Exercise brief:
Count the rows that contain the string "line", and reply with the number only.

(Listings of boxed layout items)
------------

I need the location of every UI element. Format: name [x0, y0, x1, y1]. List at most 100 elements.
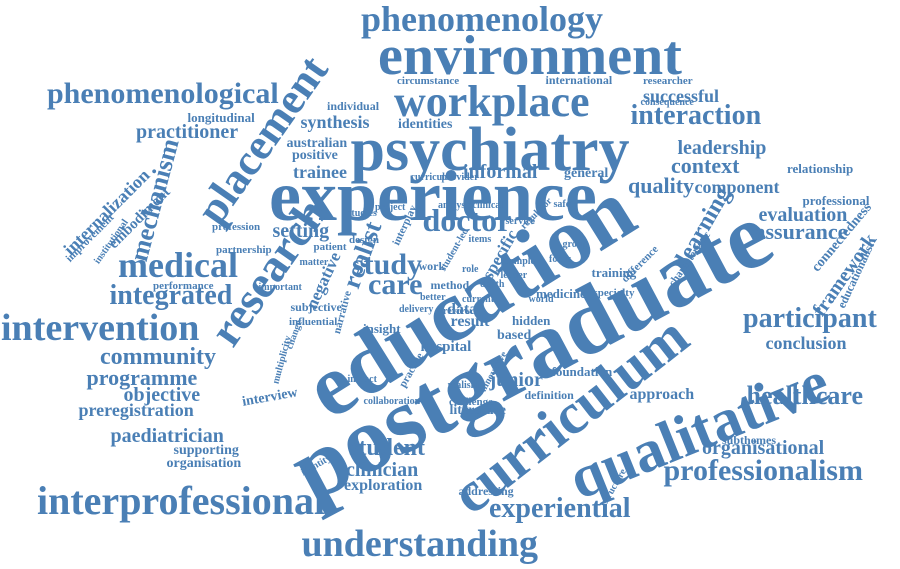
cloud-word: data — [447, 301, 478, 318]
cloud-word: practitioner — [136, 121, 239, 143]
cloud-word: patient — [313, 240, 347, 253]
cloud-word: integrated — [109, 280, 233, 311]
cloud-word: hospital — [420, 338, 472, 355]
cloud-word: role — [462, 264, 479, 275]
cloud-word: positive — [292, 148, 338, 163]
cloud-word: identities — [398, 117, 453, 132]
cloud-word: current — [462, 294, 495, 305]
cloud-word: longitudinal — [187, 109, 255, 125]
cloud-word: exploration — [344, 477, 423, 494]
cloud-word: interaction — [630, 100, 762, 131]
cloud-word: leadership — [677, 137, 767, 159]
cloud-word: student — [349, 435, 426, 461]
cloud-word: curricula — [410, 172, 450, 183]
cloud-word: study — [352, 248, 423, 281]
cloud-word: consequence — [640, 97, 694, 108]
cloud-word: assurance — [754, 219, 848, 244]
cloud-word: subjective — [290, 300, 342, 314]
cloud-word: experience — [269, 156, 597, 236]
cloud-word: general — [564, 166, 609, 181]
cloud-word: clinical — [472, 200, 504, 211]
cloud-word: clinician — [346, 459, 419, 481]
cloud-word: medical — [118, 245, 238, 285]
cloud-word: delivery — [399, 304, 434, 315]
cloud-word: participant — [743, 303, 877, 334]
cloud-word: items — [468, 234, 492, 245]
cloud-word: sample — [505, 256, 535, 267]
cloud-word: world — [528, 294, 554, 305]
cloud-word: international — [545, 73, 613, 87]
cloud-word: hidden — [512, 312, 551, 328]
cloud-word: challenge — [449, 395, 493, 408]
cloud-word: experiential — [489, 493, 631, 524]
cloud-word: australian — [286, 136, 348, 151]
cloud-word: informal — [463, 161, 538, 183]
cloud-word: professionalism — [663, 454, 863, 487]
cloud-word: trainee — [293, 162, 347, 182]
cloud-word: quality — [628, 173, 695, 198]
cloud-word: successful — [643, 86, 719, 106]
cloud-word: medicine — [536, 285, 586, 301]
cloud-word: partnership — [216, 243, 272, 256]
cloud-word: design — [349, 233, 379, 246]
cloud-word: profession — [212, 220, 261, 233]
cloud-word: training — [591, 264, 637, 280]
cloud-word: studies — [347, 208, 377, 219]
cloud-word: component — [694, 177, 780, 197]
cloud-word: subthemes — [722, 433, 777, 447]
cloud-word: foundation — [551, 363, 613, 379]
cloud-word: community — [100, 344, 216, 370]
cloud-word: method — [430, 278, 470, 292]
cloud-word: addressing — [458, 484, 514, 498]
cloud-word: review — [443, 306, 472, 317]
cloud-word: provider — [441, 172, 479, 183]
cloud-word: work — [418, 259, 446, 273]
cloud-word: care — [368, 268, 423, 301]
cloud-word: approach — [629, 386, 695, 403]
cloud-word: paediatrician — [110, 425, 224, 447]
cloud-word: influential — [289, 315, 338, 328]
cloud-word: organisation — [166, 456, 242, 471]
cloud-word: focus — [549, 254, 572, 265]
cloud-word: intervention — [1, 307, 200, 349]
cloud-word: leader — [500, 270, 528, 281]
cloud-word: result — [450, 313, 490, 330]
cloud-word: insight — [363, 320, 401, 336]
cloud-word: environment — [378, 25, 682, 87]
cloud-word: evaluation — [758, 204, 848, 226]
cloud-word: junior — [489, 369, 543, 391]
cloud-word: better — [420, 292, 446, 303]
cloud-word: preregistration — [78, 400, 194, 420]
cloud-word: phenomenological — [47, 77, 279, 110]
cloud-word: objective — [123, 384, 201, 406]
cloud-word: interprofessional — [37, 478, 326, 523]
cloud-word: circumstance — [397, 74, 460, 87]
cloud-word: healthcare — [746, 381, 864, 410]
cloud-word: relationship — [787, 160, 854, 176]
cloud-word: project — [375, 202, 406, 213]
cloud-word: depth — [480, 279, 505, 290]
cloud-word: specialty — [593, 286, 635, 299]
cloud-word: understanding — [301, 523, 539, 565]
cloud-word: analysis — [438, 200, 472, 211]
cloud-word: setting — [272, 220, 330, 242]
cloud-word: group — [562, 239, 588, 250]
cloud-word: context — [671, 153, 740, 178]
cloud-word: realism — [447, 380, 479, 391]
cloud-word: supporting — [173, 443, 239, 458]
cloud-word: important — [258, 282, 302, 293]
cloud-word: service — [505, 216, 535, 227]
cloud-word: professional — [802, 192, 870, 208]
cloud-word: individual — [327, 99, 380, 113]
cloud-word: definition — [524, 388, 574, 402]
cloud-word: phenomenology — [361, 0, 604, 39]
cloud-word: conclusion — [765, 333, 847, 353]
cloud-word: organisational — [702, 437, 825, 459]
cloud-word: performance — [153, 279, 214, 292]
cloud-word: doctor — [422, 202, 512, 238]
cloud-word: impact — [347, 374, 377, 385]
cloud-word: psychiatry — [350, 116, 630, 184]
cloud-word: researcher — [643, 74, 693, 87]
cloud-word: synthesis — [300, 112, 370, 132]
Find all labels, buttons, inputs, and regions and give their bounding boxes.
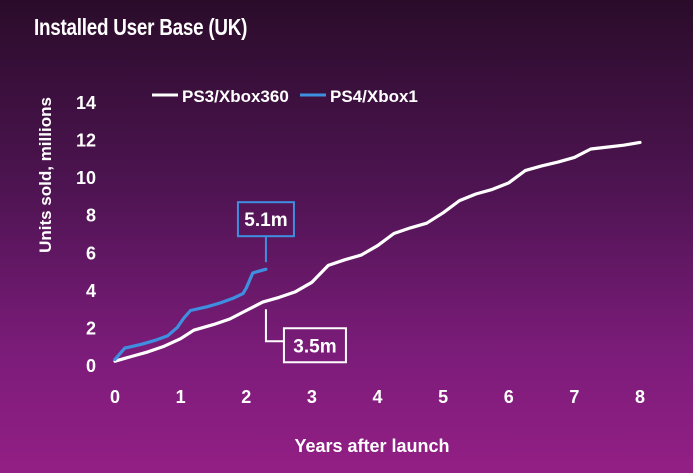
x-tick-label-7: 7	[569, 387, 579, 407]
x-axis-label: Years after launch	[294, 436, 449, 456]
y-tick-label-8: 8	[86, 206, 96, 226]
x-tick-label-5: 5	[438, 387, 448, 407]
legend-label-ps3-xbox360: PS3/Xbox360	[182, 87, 289, 106]
x-tick-label-8: 8	[635, 387, 645, 407]
annotations: 5.1m 3.5m	[236, 201, 347, 364]
x-tick-labels: 0 1 2 3 4 5 6 7 8	[110, 387, 645, 407]
annotation-3-5m-connector	[264, 309, 284, 343]
series-line-ps4-xbox1	[113, 267, 268, 361]
series-layer	[113, 140, 642, 363]
y-tick-label-12: 12	[76, 131, 96, 151]
legend-label-ps4-xbox1: PS4/Xbox1	[330, 87, 418, 106]
y-tick-label-2: 2	[86, 318, 96, 338]
y-tick-label-10: 10	[76, 168, 96, 188]
x-tick-label-4: 4	[372, 387, 382, 407]
x-tick-label-0: 0	[110, 387, 120, 407]
y-tick-labels: 0 2 4 6 8 10 12 14	[76, 93, 96, 376]
x-tick-label-2: 2	[241, 387, 251, 407]
series-line-ps3-xbox360	[113, 140, 642, 363]
annotation-3-5m-label: 3.5m	[293, 336, 336, 357]
annotation-5-1m-label: 5.1m	[244, 210, 287, 231]
legend: PS3/Xbox360 PS4/Xbox1	[152, 87, 418, 106]
annotation-5-1m-box	[236, 201, 295, 238]
y-tick-label-6: 6	[86, 243, 96, 263]
x-tick-label-6: 6	[504, 387, 514, 407]
y-tick-label-14: 14	[76, 93, 96, 113]
annotation-3-5m-box	[282, 327, 347, 364]
x-tick-label-3: 3	[307, 387, 317, 407]
y-tick-label-0: 0	[86, 356, 96, 376]
x-tick-label-1: 1	[176, 387, 186, 407]
chart-title: Installed User Base (UK)	[34, 14, 248, 40]
y-axis-label: Units sold, millions	[36, 97, 55, 253]
y-tick-label-4: 4	[86, 281, 96, 301]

------------

Response:
2